» The problem
Every record must appear in your copy exactly as written, with no pictures.

[start of Exercise data]

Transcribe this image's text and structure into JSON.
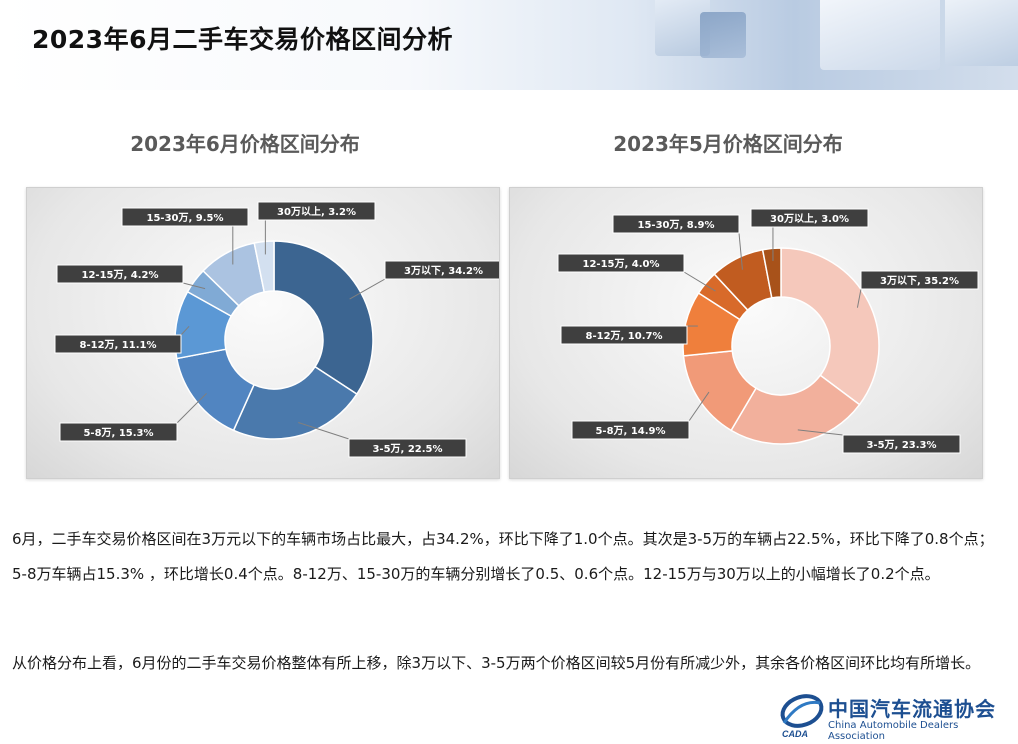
{
  "page_title": "2023年6月二手车交易价格区间分析",
  "colors": {
    "june": [
      "#3c6591",
      "#4a79ac",
      "#5185c1",
      "#5b98d5",
      "#80aad5",
      "#abc3e1",
      "#d3e0f0"
    ],
    "may": [
      "#f5c8bb",
      "#f2b09c",
      "#f19a78",
      "#ef7f3c",
      "#d86a2a",
      "#c15c20",
      "#a8521a"
    ]
  },
  "chart_data": [
    {
      "type": "pie",
      "title": "2023年6月价格区间分布",
      "series": [
        {
          "name": "3万以下",
          "value": 34.2,
          "label": "3万以下, 34.2%"
        },
        {
          "name": "3-5万",
          "value": 22.5,
          "label": "3-5万, 22.5%"
        },
        {
          "name": "5-8万",
          "value": 15.3,
          "label": "5-8万, 15.3%"
        },
        {
          "name": "8-12万",
          "value": 11.1,
          "label": "8-12万, 11.1%"
        },
        {
          "name": "12-15万",
          "value": 4.2,
          "label": "12-15万, 4.2%"
        },
        {
          "name": "15-30万",
          "value": 9.5,
          "label": "15-30万, 9.5%"
        },
        {
          "name": "30万以上",
          "value": 3.2,
          "label": "30万以上, 3.2%"
        }
      ]
    },
    {
      "type": "pie",
      "title": "2023年5月价格区间分布",
      "series": [
        {
          "name": "3万以下",
          "value": 35.2,
          "label": "3万以下, 35.2%"
        },
        {
          "name": "3-5万",
          "value": 23.3,
          "label": "3-5万, 23.3%"
        },
        {
          "name": "5-8万",
          "value": 14.9,
          "label": "5-8万, 14.9%"
        },
        {
          "name": "8-12万",
          "value": 10.7,
          "label": "8-12万, 10.7%"
        },
        {
          "name": "12-15万",
          "value": 4.0,
          "label": "12-15万, 4.0%"
        },
        {
          "name": "15-30万",
          "value": 8.9,
          "label": "15-30万, 8.9%"
        },
        {
          "name": "30万以上",
          "value": 3.0,
          "label": "30万以上, 3.0%"
        }
      ]
    }
  ],
  "paragraphs": [
    "6月，二手车交易价格区间在3万元以下的车辆市场占比最大，占34.2%，环比下降了1.0个点。其次是3-5万的车辆占22.5%，环比下降了0.8个点；5-8万车辆占15.3% ，环比增长0.4个点。8-12万、15-30万的车辆分别增长了0.5、0.6个点。12-15万与30万以上的小幅增长了0.2个点。",
    "从价格分布上看，6月份的二手车交易价格整体有所上移，除3万以下、3-5万两个价格区间较5月份有所减少外，其余各价格区间环比均有所增长。"
  ],
  "logo": {
    "name_cn": "中国汽车流通协会",
    "name_en": "China Automobile Dealers Association",
    "mark_text": "CADA"
  }
}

[end of Exercise data]

» Finished answer
Transcribe this image's text and structure into JSON.
{
  "page_title": "2023年6月二手车交易价格区间分析",
  "colors": {
    "june": [
      "#3c6591",
      "#4a79ac",
      "#5185c1",
      "#5b98d5",
      "#80aad5",
      "#abc3e1",
      "#d3e0f0"
    ],
    "may": [
      "#f5c8bb",
      "#f2b09c",
      "#f19a78",
      "#ef7f3c",
      "#d86a2a",
      "#c15c20",
      "#a8521a"
    ]
  },
  "chart_data": [
    {
      "type": "pie",
      "title": "2023年6月价格区间分布",
      "series": [
        {
          "name": "3万以下",
          "value": 34.2,
          "label": "3万以下, 34.2%"
        },
        {
          "name": "3-5万",
          "value": 22.5,
          "label": "3-5万, 22.5%"
        },
        {
          "name": "5-8万",
          "value": 15.3,
          "label": "5-8万, 15.3%"
        },
        {
          "name": "8-12万",
          "value": 11.1,
          "label": "8-12万, 11.1%"
        },
        {
          "name": "12-15万",
          "value": 4.2,
          "label": "12-15万, 4.2%"
        },
        {
          "name": "15-30万",
          "value": 9.5,
          "label": "15-30万, 9.5%"
        },
        {
          "name": "30万以上",
          "value": 3.2,
          "label": "30万以上, 3.2%"
        }
      ]
    },
    {
      "type": "pie",
      "title": "2023年5月价格区间分布",
      "series": [
        {
          "name": "3万以下",
          "value": 35.2,
          "label": "3万以下, 35.2%"
        },
        {
          "name": "3-5万",
          "value": 23.3,
          "label": "3-5万, 23.3%"
        },
        {
          "name": "5-8万",
          "value": 14.9,
          "label": "5-8万, 14.9%"
        },
        {
          "name": "8-12万",
          "value": 10.7,
          "label": "8-12万, 10.7%"
        },
        {
          "name": "12-15万",
          "value": 4.0,
          "label": "12-15万, 4.0%"
        },
        {
          "name": "15-30万",
          "value": 8.9,
          "label": "15-30万, 8.9%"
        },
        {
          "name": "30万以上",
          "value": 3.0,
          "label": "30万以上, 3.0%"
        }
      ]
    }
  ],
  "paragraphs": [
    "6月，二手车交易价格区间在3万元以下的车辆市场占比最大，占34.2%，环比下降了1.0个点。其次是3-5万的车辆占22.5%，环比下降了0.8个点；5-8万车辆占15.3% ，环比增长0.4个点。8-12万、15-30万的车辆分别增长了0.5、0.6个点。12-15万与30万以上的小幅增长了0.2个点。",
    "从价格分布上看，6月份的二手车交易价格整体有所上移，除3万以下、3-5万两个价格区间较5月份有所减少外，其余各价格区间环比均有所增长。"
  ],
  "logo": {
    "name_cn": "中国汽车流通协会",
    "name_en": "China Automobile Dealers Association",
    "mark_text": "CADA"
  }
}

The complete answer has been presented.